:: What is needed ::
Sort through the entries below and pull out lines containing the word "legend".

:: Provided data ::
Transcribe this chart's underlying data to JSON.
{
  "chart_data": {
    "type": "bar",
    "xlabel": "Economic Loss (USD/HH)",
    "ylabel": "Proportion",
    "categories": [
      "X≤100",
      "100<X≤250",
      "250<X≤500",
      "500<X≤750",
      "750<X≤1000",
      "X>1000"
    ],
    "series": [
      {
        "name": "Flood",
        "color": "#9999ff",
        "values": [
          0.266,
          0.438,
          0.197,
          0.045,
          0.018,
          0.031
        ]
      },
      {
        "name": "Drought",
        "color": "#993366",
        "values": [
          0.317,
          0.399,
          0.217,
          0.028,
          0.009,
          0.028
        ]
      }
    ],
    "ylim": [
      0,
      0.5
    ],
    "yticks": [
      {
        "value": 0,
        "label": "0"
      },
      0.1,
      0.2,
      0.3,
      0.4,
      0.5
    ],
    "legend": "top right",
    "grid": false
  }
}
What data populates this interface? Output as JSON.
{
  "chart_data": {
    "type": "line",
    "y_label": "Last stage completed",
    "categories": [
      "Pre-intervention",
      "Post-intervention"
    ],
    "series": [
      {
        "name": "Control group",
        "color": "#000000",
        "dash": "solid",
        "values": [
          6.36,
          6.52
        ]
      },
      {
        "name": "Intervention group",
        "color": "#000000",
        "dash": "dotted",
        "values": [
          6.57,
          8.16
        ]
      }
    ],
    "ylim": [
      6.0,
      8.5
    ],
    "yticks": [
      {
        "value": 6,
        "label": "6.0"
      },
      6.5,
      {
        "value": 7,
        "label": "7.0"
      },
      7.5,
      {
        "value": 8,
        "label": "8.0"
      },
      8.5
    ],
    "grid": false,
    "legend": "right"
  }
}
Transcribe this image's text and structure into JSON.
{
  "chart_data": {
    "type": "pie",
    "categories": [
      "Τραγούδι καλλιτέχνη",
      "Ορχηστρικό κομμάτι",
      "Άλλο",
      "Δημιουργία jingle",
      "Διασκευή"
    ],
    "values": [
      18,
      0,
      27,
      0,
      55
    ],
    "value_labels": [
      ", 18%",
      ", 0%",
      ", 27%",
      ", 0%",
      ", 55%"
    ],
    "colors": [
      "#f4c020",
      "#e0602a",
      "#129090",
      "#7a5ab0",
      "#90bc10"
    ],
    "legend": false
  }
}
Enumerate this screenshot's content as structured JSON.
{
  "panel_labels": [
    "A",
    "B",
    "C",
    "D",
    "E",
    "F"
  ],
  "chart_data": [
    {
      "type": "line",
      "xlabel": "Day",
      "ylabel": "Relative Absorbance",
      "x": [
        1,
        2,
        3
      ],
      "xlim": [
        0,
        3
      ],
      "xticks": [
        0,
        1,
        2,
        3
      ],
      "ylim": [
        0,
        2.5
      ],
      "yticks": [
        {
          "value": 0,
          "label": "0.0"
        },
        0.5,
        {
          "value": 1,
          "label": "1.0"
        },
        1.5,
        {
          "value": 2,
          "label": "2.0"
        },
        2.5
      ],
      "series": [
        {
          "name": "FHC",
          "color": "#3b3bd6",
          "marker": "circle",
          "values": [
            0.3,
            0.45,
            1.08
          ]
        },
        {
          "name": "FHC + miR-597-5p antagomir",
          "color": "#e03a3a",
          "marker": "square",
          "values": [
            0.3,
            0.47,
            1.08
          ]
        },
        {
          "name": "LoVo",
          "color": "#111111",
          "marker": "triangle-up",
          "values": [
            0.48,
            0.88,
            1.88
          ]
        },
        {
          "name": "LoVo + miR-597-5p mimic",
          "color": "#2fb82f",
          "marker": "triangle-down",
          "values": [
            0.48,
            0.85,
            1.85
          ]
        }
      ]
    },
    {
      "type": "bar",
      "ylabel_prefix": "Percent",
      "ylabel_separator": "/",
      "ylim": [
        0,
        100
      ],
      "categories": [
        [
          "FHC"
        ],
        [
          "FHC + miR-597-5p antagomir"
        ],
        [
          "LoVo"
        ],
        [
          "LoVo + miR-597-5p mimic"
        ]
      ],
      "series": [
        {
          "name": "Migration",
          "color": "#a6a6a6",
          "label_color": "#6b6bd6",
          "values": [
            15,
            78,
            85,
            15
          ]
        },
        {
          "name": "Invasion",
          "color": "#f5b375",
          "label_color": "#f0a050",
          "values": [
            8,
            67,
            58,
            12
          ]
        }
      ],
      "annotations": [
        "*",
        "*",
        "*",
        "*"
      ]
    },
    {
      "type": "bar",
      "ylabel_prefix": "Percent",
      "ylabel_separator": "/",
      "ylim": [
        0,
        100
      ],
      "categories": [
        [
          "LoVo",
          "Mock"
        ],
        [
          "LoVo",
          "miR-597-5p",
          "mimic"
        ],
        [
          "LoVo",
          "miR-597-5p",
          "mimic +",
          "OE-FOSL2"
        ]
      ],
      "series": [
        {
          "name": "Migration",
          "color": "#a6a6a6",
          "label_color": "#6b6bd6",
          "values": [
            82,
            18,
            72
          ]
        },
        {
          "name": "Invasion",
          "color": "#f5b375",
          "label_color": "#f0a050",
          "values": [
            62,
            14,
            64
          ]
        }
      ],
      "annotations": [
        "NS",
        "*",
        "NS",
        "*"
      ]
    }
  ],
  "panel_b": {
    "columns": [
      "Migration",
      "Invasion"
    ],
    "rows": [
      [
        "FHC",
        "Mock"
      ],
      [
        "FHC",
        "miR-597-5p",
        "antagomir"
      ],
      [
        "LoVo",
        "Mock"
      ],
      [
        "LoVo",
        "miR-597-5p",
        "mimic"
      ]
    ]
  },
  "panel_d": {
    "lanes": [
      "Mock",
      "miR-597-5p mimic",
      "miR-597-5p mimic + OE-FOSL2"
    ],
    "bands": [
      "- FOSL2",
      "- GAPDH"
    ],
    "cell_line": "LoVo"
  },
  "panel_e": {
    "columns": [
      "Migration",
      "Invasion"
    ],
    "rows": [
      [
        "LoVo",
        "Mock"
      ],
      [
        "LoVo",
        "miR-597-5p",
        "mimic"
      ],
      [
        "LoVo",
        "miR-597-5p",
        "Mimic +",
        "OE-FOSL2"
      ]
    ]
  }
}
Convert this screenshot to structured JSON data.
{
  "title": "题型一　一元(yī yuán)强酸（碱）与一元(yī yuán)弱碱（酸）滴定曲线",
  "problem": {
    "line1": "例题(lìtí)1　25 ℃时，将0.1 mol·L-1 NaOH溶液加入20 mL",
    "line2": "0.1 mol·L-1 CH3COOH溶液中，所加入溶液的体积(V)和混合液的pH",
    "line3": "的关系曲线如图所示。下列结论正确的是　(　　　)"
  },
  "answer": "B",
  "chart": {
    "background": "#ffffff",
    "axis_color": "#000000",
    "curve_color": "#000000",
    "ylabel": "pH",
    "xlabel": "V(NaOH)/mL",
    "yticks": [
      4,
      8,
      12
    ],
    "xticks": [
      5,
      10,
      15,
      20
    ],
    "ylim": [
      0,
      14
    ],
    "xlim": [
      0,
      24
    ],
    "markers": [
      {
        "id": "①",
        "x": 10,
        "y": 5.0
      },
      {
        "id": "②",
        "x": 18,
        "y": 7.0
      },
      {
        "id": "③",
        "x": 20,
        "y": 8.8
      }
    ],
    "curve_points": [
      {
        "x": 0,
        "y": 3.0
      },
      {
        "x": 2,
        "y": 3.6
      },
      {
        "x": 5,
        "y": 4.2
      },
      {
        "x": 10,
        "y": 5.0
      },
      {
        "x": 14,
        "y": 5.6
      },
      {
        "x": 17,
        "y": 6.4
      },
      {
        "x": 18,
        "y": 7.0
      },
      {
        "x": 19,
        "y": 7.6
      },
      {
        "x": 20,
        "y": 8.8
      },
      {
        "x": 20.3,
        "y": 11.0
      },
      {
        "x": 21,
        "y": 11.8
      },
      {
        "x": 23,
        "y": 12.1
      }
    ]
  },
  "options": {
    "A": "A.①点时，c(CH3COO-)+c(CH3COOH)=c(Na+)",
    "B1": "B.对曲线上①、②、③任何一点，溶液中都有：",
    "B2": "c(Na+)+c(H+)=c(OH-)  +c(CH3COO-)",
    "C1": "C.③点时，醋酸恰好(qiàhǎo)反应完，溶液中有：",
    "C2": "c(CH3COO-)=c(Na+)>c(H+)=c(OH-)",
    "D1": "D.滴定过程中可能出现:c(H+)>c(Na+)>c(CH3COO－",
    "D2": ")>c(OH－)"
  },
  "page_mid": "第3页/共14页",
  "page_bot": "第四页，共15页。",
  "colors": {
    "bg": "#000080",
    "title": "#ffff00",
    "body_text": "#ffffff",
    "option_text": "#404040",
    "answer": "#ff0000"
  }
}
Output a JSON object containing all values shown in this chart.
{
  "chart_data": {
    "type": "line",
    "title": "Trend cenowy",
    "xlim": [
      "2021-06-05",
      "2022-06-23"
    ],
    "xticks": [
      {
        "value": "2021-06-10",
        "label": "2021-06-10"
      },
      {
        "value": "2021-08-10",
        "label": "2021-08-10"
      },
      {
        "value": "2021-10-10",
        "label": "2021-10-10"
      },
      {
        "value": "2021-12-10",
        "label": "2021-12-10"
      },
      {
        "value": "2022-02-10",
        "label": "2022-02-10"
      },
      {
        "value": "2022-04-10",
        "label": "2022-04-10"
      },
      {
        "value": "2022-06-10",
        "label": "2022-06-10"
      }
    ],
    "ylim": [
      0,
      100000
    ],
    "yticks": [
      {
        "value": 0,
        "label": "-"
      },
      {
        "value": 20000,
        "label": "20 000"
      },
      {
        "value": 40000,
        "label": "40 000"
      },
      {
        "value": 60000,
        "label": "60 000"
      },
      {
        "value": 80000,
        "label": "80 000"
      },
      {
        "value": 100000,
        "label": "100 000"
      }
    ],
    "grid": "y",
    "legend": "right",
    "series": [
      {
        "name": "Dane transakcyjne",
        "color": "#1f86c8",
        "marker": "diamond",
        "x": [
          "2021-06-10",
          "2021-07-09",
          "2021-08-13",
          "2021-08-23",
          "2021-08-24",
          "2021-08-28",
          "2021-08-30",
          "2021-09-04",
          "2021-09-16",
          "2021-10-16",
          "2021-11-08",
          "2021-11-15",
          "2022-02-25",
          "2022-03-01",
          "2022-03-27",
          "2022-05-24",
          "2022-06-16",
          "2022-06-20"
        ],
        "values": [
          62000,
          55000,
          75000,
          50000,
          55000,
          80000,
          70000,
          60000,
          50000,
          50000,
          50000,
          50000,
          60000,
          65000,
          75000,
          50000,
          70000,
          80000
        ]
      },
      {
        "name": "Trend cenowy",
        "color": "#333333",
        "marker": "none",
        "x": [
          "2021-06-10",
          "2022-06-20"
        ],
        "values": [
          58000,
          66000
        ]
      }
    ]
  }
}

:: Completed exercise ::
    "legend": "top right",
    "legend": "right"
    "legend": false
    "legend": "right",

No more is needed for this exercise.